▶

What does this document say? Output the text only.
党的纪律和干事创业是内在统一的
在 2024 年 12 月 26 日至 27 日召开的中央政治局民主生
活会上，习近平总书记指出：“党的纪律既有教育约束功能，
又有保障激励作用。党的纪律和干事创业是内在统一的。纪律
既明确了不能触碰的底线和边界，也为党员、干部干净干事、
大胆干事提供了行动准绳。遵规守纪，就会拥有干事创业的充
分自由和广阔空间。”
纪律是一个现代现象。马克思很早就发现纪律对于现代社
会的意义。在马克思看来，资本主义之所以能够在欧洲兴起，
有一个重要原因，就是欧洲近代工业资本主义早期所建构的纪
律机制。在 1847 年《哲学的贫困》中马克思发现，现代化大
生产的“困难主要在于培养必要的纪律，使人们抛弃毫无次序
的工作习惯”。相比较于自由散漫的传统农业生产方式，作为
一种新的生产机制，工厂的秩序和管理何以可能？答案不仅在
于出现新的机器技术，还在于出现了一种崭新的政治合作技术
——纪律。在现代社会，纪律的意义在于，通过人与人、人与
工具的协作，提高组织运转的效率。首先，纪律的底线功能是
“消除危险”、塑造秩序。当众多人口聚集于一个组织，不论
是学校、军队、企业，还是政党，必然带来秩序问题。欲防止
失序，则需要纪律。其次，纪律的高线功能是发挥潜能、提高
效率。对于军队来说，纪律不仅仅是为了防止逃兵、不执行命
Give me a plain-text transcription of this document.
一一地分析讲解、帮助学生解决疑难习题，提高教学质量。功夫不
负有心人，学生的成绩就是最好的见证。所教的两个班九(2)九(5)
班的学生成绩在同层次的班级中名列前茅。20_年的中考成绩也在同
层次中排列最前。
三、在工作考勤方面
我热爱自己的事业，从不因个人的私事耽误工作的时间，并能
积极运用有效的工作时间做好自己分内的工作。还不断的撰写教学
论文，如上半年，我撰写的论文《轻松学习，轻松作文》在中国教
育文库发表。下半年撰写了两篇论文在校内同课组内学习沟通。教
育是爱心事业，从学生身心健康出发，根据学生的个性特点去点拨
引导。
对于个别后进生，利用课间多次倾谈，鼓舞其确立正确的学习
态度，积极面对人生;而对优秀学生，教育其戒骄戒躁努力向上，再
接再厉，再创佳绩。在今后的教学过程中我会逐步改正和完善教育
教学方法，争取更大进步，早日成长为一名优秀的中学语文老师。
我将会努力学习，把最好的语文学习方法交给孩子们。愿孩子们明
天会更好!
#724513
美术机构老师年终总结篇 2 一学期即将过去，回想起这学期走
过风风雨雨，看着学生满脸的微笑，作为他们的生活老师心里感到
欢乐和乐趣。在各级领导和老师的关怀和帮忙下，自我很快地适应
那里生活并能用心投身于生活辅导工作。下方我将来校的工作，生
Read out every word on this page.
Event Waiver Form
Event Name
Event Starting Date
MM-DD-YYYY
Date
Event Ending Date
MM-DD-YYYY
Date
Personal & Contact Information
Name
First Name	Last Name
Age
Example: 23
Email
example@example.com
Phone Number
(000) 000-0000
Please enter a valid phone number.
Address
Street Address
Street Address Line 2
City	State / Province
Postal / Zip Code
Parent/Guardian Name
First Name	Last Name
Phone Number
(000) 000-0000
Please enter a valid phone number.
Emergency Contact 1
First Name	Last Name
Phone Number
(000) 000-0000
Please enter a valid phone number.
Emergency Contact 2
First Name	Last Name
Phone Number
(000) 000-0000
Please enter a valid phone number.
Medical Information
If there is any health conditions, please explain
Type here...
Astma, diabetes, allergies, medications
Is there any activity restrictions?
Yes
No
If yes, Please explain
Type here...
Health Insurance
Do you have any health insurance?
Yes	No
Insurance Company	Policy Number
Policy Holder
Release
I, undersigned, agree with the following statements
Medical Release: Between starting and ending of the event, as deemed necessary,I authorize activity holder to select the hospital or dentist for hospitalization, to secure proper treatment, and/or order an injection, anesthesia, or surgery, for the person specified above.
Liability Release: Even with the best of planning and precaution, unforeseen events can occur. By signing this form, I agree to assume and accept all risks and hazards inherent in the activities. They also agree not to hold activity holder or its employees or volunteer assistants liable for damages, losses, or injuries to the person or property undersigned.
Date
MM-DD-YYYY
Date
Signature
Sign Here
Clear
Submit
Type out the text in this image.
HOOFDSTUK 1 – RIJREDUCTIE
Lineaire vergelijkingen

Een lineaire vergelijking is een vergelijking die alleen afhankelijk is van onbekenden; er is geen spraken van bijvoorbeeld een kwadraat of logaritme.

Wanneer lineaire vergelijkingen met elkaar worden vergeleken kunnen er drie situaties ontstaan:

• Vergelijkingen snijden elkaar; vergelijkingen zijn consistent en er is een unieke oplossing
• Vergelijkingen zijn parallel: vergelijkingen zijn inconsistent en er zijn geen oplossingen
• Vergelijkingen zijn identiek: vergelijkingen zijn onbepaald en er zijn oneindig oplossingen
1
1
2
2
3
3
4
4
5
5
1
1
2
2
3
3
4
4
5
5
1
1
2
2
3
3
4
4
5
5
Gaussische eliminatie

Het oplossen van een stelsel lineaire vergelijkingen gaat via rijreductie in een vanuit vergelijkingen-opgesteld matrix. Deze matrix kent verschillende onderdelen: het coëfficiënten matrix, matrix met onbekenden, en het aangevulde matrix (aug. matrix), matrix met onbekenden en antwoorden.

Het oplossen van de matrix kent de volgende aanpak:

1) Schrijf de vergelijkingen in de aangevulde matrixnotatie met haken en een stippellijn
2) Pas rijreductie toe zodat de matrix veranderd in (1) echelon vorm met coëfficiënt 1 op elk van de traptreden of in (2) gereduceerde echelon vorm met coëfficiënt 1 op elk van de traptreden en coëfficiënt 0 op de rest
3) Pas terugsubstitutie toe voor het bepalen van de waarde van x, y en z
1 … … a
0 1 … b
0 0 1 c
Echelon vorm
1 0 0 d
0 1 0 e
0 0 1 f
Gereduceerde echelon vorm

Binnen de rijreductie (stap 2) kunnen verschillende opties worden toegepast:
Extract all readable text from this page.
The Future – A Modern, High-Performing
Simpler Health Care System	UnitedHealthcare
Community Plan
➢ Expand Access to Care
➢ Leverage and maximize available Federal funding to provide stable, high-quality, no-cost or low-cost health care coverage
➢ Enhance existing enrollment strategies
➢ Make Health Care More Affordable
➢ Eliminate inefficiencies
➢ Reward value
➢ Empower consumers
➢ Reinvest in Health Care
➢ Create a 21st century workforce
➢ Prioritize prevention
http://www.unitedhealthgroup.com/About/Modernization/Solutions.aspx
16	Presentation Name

◀

Reproduce the full set of records precisely.

Answer to the task:
What does this document say? Output the text only.
党的纪律和干事创业是内在统一的
在 2024 年 12 月 26 日至 27 日召开的中央政治局民主生
活会上，习近平总书记指出：“党的纪律既有教育约束功能，
又有保障激励作用。党的纪律和干事创业是内在统一的。纪律
既明确了不能触碰的底线和边界，也为党员、干部干净干事、
大胆干事提供了行动准绳。遵规守纪，就会拥有干事创业的充
分自由和广阔空间。”
纪律是一个现代现象。马克思很早就发现纪律对于现代社
会的意义。在马克思看来，资本主义之所以能够在欧洲兴起，
有一个重要原因，就是欧洲近代工业资本主义早期所建构的纪
律机制。在 1847 年《哲学的贫困》中马克思发现，现代化大
生产的“困难主要在于培养必要的纪律，使人们抛弃毫无次序
的工作习惯”。相比较于自由散漫的传统农业生产方式，作为
一种新的生产机制，工厂的秩序和管理何以可能？答案不仅在
于出现新的机器技术，还在于出现了一种崭新的政治合作技术
——纪律。在现代社会，纪律的意义在于，通过人与人、人与
工具的协作，提高组织运转的效率。首先，纪律的底线功能是
“消除危险”、塑造秩序。当众多人口聚集于一个组织，不论
是学校、军队、企业，还是政党，必然带来秩序问题。欲防止
失序，则需要纪律。其次，纪律的高线功能是发挥潜能、提高
效率。对于军队来说，纪律不仅仅是为了防止逃兵、不执行命
Give me a plain-text transcription of this document.
一一地分析讲解、帮助学生解决疑难习题，提高教学质量。功夫不
负有心人，学生的成绩就是最好的见证。所教的两个班九(2)九(5)
班的学生成绩在同层次的班级中名列前茅。20_年的中考成绩也在同
层次中排列最前。
三、在工作考勤方面
我热爱自己的事业，从不因个人的私事耽误工作的时间，并能
积极运用有效的工作时间做好自己分内的工作。还不断的撰写教学
论文，如上半年，我撰写的论文《轻松学习，轻松作文》在中国教
育文库发表。下半年撰写了两篇论文在校内同课组内学习沟通。教
育是爱心事业，从学生身心健康出发，根据学生的个性特点去点拨
引导。
对于个别后进生，利用课间多次倾谈，鼓舞其确立正确的学习
态度，积极面对人生;而对优秀学生，教育其戒骄戒躁努力向上，再
接再厉，再创佳绩。在今后的教学过程中我会逐步改正和完善教育
教学方法，争取更大进步，早日成长为一名优秀的中学语文老师。
我将会努力学习，把最好的语文学习方法交给孩子们。愿孩子们明
天会更好!
#724513
美术机构老师年终总结篇 2 一学期即将过去，回想起这学期走
过风风雨雨，看着学生满脸的微笑，作为他们的生活老师心里感到
欢乐和乐趣。在各级领导和老师的关怀和帮忙下，自我很快地适应
那里生活并能用心投身于生活辅导工作。下方我将来校的工作，生
Read out every word on this page.
Event Waiver Form
Event Name
Event Starting Date
MM-DD-YYYY
Date
Event Ending Date
MM-DD-YYYY
Date
Personal & Contact Information
Name
First Name	Last Name
Age
Example: 23
Email
example@example.com
Phone Number
(000) 000-0000
Please enter a valid phone number.
Address
Street Address
Street Address Line 2
City	State / Province
Postal / Zip Code
Parent/Guardian Name
First Name	Last Name
Phone Number
(000) 000-0000
Please enter a valid phone number.
Emergency Contact 1
First Name	Last Name
Phone Number
(000) 000-0000
Please enter a valid phone number.
Emergency Contact 2
First Name	Last Name
Phone Number
(000) 000-0000
Please enter a valid phone number.
Medical Information
If there is any health conditions, please explain
Type here...
Astma, diabetes, allergies, medications
Is there any activity restrictions?
Yes
No
If yes, Please explain
Type here...
Health Insurance
Do you have any health insurance?
Yes	No
Insurance Company	Policy Number
Policy Holder
Release
I, undersigned, agree with the following statements
Medical Release: Between starting and ending of the event, as deemed necessary,I authorize activity holder to select the hospital or dentist for hospitalization, to secure proper treatment, and/or order an injection, anesthesia, or surgery, for the person specified above.
Liability Release: Even with the best of planning and precaution, unforeseen events can occur. By signing this form, I agree to assume and accept all risks and hazards inherent in the activities. They also agree not to hold activity holder or its employees or volunteer assistants liable for damages, losses, or injuries to the person or property undersigned.
Date
MM-DD-YYYY
Date
Signature
Sign Here
Clear
Submit
Type out the text in this image.
HOOFDSTUK 1 – RIJREDUCTIE
Lineaire vergelijkingen

Een lineaire vergelijking is een vergelijking die alleen afhankelijk is van onbekenden; er is geen spraken van bijvoorbeeld een kwadraat of logaritme.

Wanneer lineaire vergelijkingen met elkaar worden vergeleken kunnen er drie situaties ontstaan:

• Vergelijkingen snijden elkaar; vergelijkingen zijn consistent en er is een unieke oplossing
• Vergelijkingen zijn parallel: vergelijkingen zijn inconsistent en er zijn geen oplossingen
• Vergelijkingen zijn identiek: vergelijkingen zijn onbepaald en er zijn oneindig oplossingen
1
1
2
2
3
3
4
4
5
5
1
1
2
2
3
3
4
4
5
5
1
1
2
2
3
3
4
4
5
5
Gaussische eliminatie

Het oplossen van een stelsel lineaire vergelijkingen gaat via rijreductie in een vanuit vergelijkingen-opgesteld matrix. Deze matrix kent verschillende onderdelen: het coëfficiënten matrix, matrix met onbekenden, en het aangevulde matrix (aug. matrix), matrix met onbekenden en antwoorden.

Het oplossen van de matrix kent de volgende aanpak:

1) Schrijf de vergelijkingen in de aangevulde matrixnotatie met haken en een stippellijn
2) Pas rijreductie toe zodat de matrix veranderd in (1) echelon vorm met coëfficiënt 1 op elk van de traptreden of in (2) gereduceerde echelon vorm met coëfficiënt 1 op elk van de traptreden en coëfficiënt 0 op de rest
3) Pas terugsubstitutie toe voor het bepalen van de waarde van x, y en z
1 … … a
0 1 … b
0 0 1 c
Echelon vorm
1 0 0 d
0 1 0 e
0 0 1 f
Gereduceerde echelon vorm

Binnen de rijreductie (stap 2) kunnen verschillende opties worden toegepast:
Extract all readable text from this page.
The Future – A Modern, High-Performing
Simpler Health Care System	UnitedHealthcare
Community Plan
➢ Expand Access to Care
➢ Leverage and maximize available Federal funding to provide stable, high-quality, no-cost or low-cost health care coverage
➢ Enhance existing enrollment strategies
➢ Make Health Care More Affordable
➢ Eliminate inefficiencies
➢ Reward value
➢ Empower consumers
➢ Reinvest in Health Care
➢ Create a 21st century workforce
➢ Prioritize prevention
http://www.unitedhealthgroup.com/About/Modernization/Solutions.aspx
16	Presentation Name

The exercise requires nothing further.